[Texto de lectura]
Tras los atentados del 17-A en la Rambla, la mayoría de intelectuales, gacetilleros y ciudadanos de lo común (con la excepción de algún iluminado carcoprogre de la tribu que imputó el ataque a las políticas de garrafó i disbauxa de la CUP), entendió con normalidad que Barcelona fuera víctima de un ataque yihadista. “Algún día tenía que pasarnos esto”, decían la padrina y el analista al unísono, dando a entender que un atentado de estas características situaba a Barcelona en el estatus de una ciudad afectada por una cuestión candente de este fenómeno que, con cierta parsimonia, hemos llamado globalización. Dicho de una forma frívola, si Barcelona convivía masivamente con los flashes del turismo masificado, la Brooklynización del Born y los tentáculos de Uber, Cabify y Airbn, la misma inercia socioeconómica también comportaba la aparición de una furgoneta carnicera.

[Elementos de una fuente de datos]
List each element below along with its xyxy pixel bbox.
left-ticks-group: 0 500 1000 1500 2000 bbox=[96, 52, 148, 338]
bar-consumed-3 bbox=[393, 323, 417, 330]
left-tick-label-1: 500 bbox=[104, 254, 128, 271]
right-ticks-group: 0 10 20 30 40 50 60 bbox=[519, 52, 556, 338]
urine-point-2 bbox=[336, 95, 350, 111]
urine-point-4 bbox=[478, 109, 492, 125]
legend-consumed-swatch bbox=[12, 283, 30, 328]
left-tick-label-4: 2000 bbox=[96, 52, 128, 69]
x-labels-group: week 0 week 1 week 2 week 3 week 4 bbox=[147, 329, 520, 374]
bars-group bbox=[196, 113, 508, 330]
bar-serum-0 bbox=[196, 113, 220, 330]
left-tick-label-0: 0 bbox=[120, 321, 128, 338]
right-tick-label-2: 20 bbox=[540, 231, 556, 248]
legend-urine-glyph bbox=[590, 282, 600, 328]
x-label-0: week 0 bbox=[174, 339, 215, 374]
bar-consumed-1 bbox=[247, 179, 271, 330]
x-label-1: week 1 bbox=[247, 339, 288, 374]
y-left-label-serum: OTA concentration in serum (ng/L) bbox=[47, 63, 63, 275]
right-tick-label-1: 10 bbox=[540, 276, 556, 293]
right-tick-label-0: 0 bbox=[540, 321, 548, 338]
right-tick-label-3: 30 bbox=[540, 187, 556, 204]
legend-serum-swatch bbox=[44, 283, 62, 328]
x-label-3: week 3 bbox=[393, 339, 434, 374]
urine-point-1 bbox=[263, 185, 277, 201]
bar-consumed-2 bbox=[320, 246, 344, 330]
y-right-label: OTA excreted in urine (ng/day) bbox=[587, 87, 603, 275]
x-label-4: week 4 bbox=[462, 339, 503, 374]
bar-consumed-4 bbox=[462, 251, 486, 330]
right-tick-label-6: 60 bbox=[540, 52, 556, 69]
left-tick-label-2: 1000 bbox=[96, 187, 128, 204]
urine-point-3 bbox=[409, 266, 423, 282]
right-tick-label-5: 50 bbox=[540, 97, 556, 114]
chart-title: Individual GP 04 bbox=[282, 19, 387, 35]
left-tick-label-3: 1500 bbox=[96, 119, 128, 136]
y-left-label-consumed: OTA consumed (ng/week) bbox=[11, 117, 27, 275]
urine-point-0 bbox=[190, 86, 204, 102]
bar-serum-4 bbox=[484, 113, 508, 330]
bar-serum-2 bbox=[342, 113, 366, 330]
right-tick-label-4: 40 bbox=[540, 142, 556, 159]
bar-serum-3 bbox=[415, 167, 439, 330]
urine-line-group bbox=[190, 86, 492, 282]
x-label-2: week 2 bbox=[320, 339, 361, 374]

[Actividades]
(a) Actualiza el fragmento del texto sobre los atentados del 17-A que comienza en "Tras los atentados" y termina en "una furgoneta carnicera.". Sustituye "furgoneta" por "camioneta".
(b) En el texto sobre los atentados del 17-A, ¿qué decían al unísono la padrina y el analista?

[Solucionario]
(a)
Tras los atentados del 17-A en la Rambla, la mayoría de intelectuales, gacetilleros y ciudadanos de lo común (con la excepción de algún iluminado carcoprogre de la tribu que imputó el ataque a las políticas de garrafó i disbauxa de la CUP), entendió con normalidad que Barcelona fuera víctima de un ataque yihadista. “Algún día tenía que pasarnos esto”, decían la padrina y el analista al unísono, dando a entender que un atentado de estas características situaba a Barcelona en el estatus de una ciudad afectada por una cuestión candente de este fenómeno que, con cierta parsimonia, hemos llamado globalización. Dicho de una forma frívola, si Barcelona convivía masivamente con los flashes del turismo masificado, la Brooklynización del Born y los tentáculos de Uber, Cabify y Airbn, la misma inercia socioeconómica también comportaba la aparición de una camioneta carnicera.

(b) "Algún día tenía que pasarnos esto".